**PAGE**
In October of 2006, the FBI released an intelligence assessment titled, “White Supremacist Infiltration of Law Enforcement.” Though the document—culled from FBI investigations and open sources—was heavily redacted, it reached a number of disturbing conclusions.
The assessment revealed that white supremacists “have historically engaged in strategic efforts to infiltrate and recruit from law enforcement communities”; that many of these white-supremacist infiltrators are known as “ghost skins” who “avoid overt displays of their beliefs to blend in”; and that the KKK have longstanding “ties to local law enforcement.” These firm ties between white supremacists and law enforcement persist to this day. Last year, Reveal published an investigative series exposing the police’s proclivity for Facebook hate groups and racist memes, and in late August, former FBI agent Michael German compiled an exhaustive report detailing the prevalence of “racism, white supremacy, and far-right militancy in law enforcement” and the federal government’s non-existent response to it.
Links between white supremacists and law enforcement have been thrown into sharper relief in recent months following the killing of George Floyd, and numerous instances of curiously chummy behavior between police and far-right militiamen during the ensuing protests for Black lives.

**STATED EXERCISE A**
Retype the article on white supremacists in law enforcement, beginning at the words "In October of" and stopping after "of disturbing conclusions.".
**STATED EXERCISE B**
Do these statements agree with the article on white supremacists in law enforcement? (i) The FBI released its intelligence assessment in October 2006. (ii) The FBI assessment came out without redactions. (iii) Michael German compiled his report in late August. For each, answer yes or no and quote the deciding words.
**STATED EXERCISE C**
What wording does the article on white supremacists in law enforcement place inside quotation marks? List every instance.

**GIVEN ENTRIES**
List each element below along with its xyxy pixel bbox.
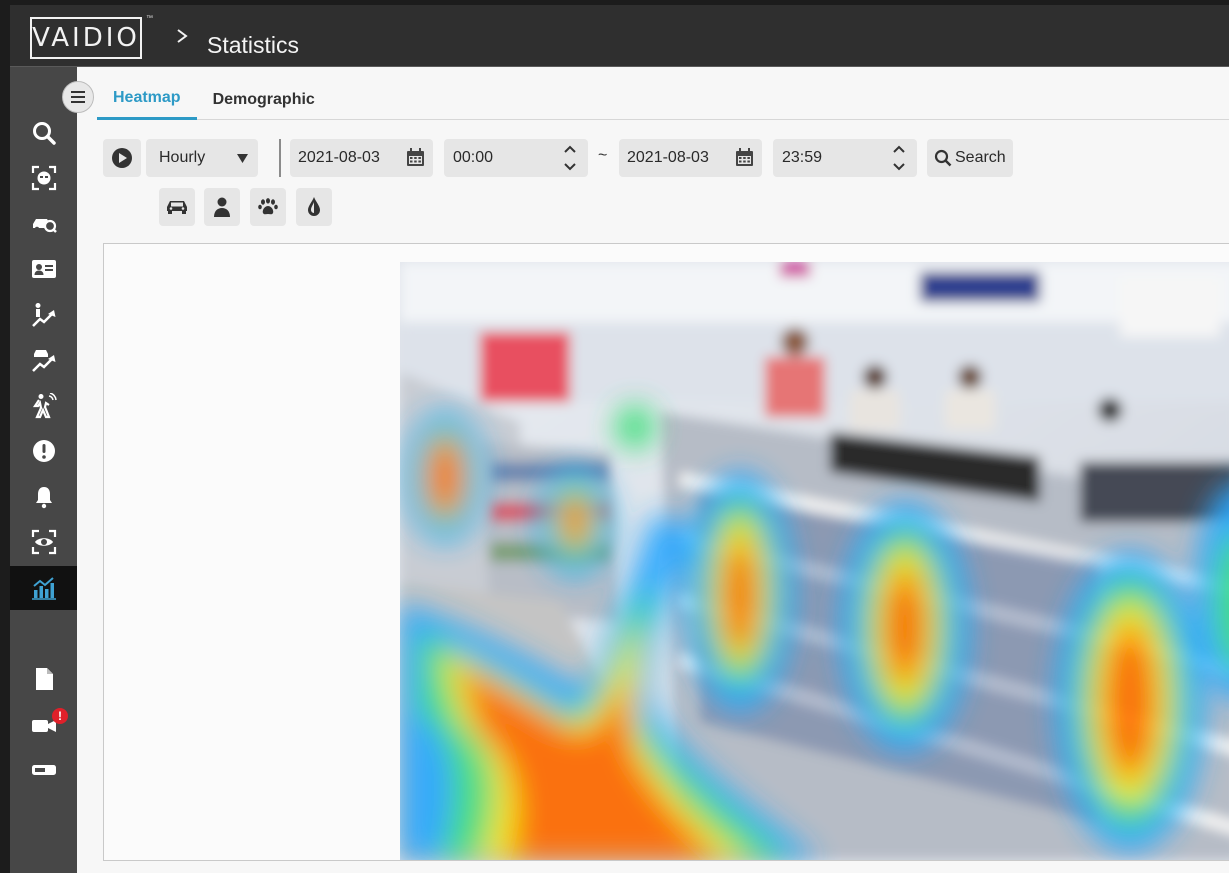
face-scan-icon (31, 165, 56, 191)
filter-person-toggle[interactable] (204, 188, 240, 226)
sidebar-item-cameras[interactable]: ! (10, 703, 77, 747)
intrusion-icon (32, 393, 57, 419)
start-date-value: 2021-08-03 (298, 149, 380, 166)
sidebar-item-vehicle-trend[interactable] (10, 338, 77, 382)
time-stepper-icon[interactable] (564, 144, 576, 172)
menu-toggle-button[interactable] (62, 81, 94, 113)
interval-select[interactable]: Hourly (146, 139, 258, 177)
search-button[interactable]: Search (927, 139, 1013, 177)
sidebar-item-watch[interactable] (10, 520, 77, 564)
sidebar-item-alerts[interactable] (10, 429, 77, 473)
sidebar-item-face-search[interactable] (10, 156, 77, 200)
sidebar: ! (10, 67, 77, 873)
play-button[interactable] (103, 139, 141, 177)
end-time-field[interactable]: 23:59 (773, 139, 917, 177)
start-time-field[interactable]: 00:00 (444, 139, 588, 177)
interval-value: Hourly (159, 149, 206, 166)
calendar-icon[interactable] (406, 148, 425, 167)
tab-bar: Heatmap Demographic (97, 79, 331, 121)
trademark-mark: ™ (146, 15, 153, 22)
statistics-icon (31, 577, 56, 600)
start-date-field[interactable]: 2021-08-03 (290, 139, 433, 177)
caret-down-icon (237, 154, 248, 163)
search-icon (32, 122, 56, 145)
storage-icon (31, 765, 56, 775)
heatmap-image[interactable] (400, 262, 1229, 860)
app-window: VAIDIO ™ Statistics ! Heatmap Demographi… (10, 5, 1229, 873)
sidebar-item-reports[interactable] (10, 657, 77, 701)
end-date-value: 2021-08-03 (627, 149, 709, 166)
filter-animal-toggle[interactable] (250, 188, 286, 226)
droplet-icon (308, 197, 320, 216)
chevron-right-icon (177, 29, 188, 43)
eye-scan-icon (31, 529, 56, 555)
sidebar-item-statistics[interactable] (10, 566, 77, 610)
filter-vehicle-toggle[interactable] (159, 188, 195, 226)
start-time-value: 00:00 (453, 149, 494, 166)
search-icon (934, 149, 952, 167)
person-trend-icon (31, 303, 55, 327)
main-content: Heatmap Demographic Hourly 2021-08-03 00… (77, 67, 1229, 873)
filter-divider (279, 139, 281, 177)
vaidio-logo[interactable]: VAIDIO (30, 17, 142, 59)
tab-demographic[interactable]: Demographic (197, 79, 331, 120)
sidebar-item-storage[interactable] (10, 748, 77, 792)
car-icon (167, 201, 187, 214)
top-bar: VAIDIO ™ Statistics (10, 5, 1229, 67)
report-icon (35, 668, 53, 690)
id-card-icon (31, 260, 56, 278)
store-heatmap-overlay (400, 262, 1229, 860)
tab-heatmap[interactable]: Heatmap (97, 79, 197, 120)
sidebar-item-notifications[interactable] (10, 475, 77, 519)
search-label: Search (955, 149, 1006, 166)
hamburger-icon (71, 91, 85, 103)
end-time-value: 23:59 (782, 149, 823, 166)
end-date-field[interactable]: 2021-08-03 (619, 139, 762, 177)
person-icon (214, 197, 230, 217)
sidebar-item-intrusion[interactable] (10, 384, 77, 428)
range-separator: ~ (598, 147, 608, 164)
sidebar-item-vehicle-search[interactable] (10, 202, 77, 246)
filter-liquid-toggle[interactable] (296, 188, 332, 226)
alert-icon (32, 440, 55, 462)
sidebar-item-person-trend[interactable] (10, 293, 77, 337)
camera-warning-badge: ! (52, 708, 68, 724)
time-stepper-icon[interactable] (893, 144, 905, 172)
heatmap-viewer (103, 243, 1229, 861)
play-icon (112, 148, 132, 168)
page-title: Statistics (207, 32, 300, 58)
vehicle-search-icon (32, 219, 57, 233)
calendar-icon[interactable] (735, 148, 754, 167)
sidebar-item-id-card[interactable] (10, 247, 77, 291)
paw-icon (258, 198, 278, 215)
bell-icon (35, 487, 52, 509)
vehicle-trend-icon (31, 350, 55, 372)
sidebar-item-search[interactable] (10, 111, 77, 155)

**COMPLETE OUTPUT A**
In October of 2006, the FBI released an intelligence assessment titled, “White Supremacist Infiltration of Law Enforcement.” Though the document—culled from FBI investigations and open sources—was heavily redacted, it reached a number of disturbing conclusions.

**COMPLETE OUTPUT B**
(i) Yes: "In October of 2006, the FBI released an intelligence assessment"
(ii) No: "was heavily redacted"
(iii) Yes: "in late August, former FBI agent Michael German compiled an exhaustive report"

**COMPLETE OUTPUT C**
1. White Supremacist Infiltration of Law Enforcement.
2. have historically engaged in strategic efforts to infiltrate and recruit from law enforcement communities
3. ghost skins
4. avoid overt displays of their beliefs to blend in
5. ties to local law enforcement.
6. racism, white supremacy, and far-right militancy in law enforcement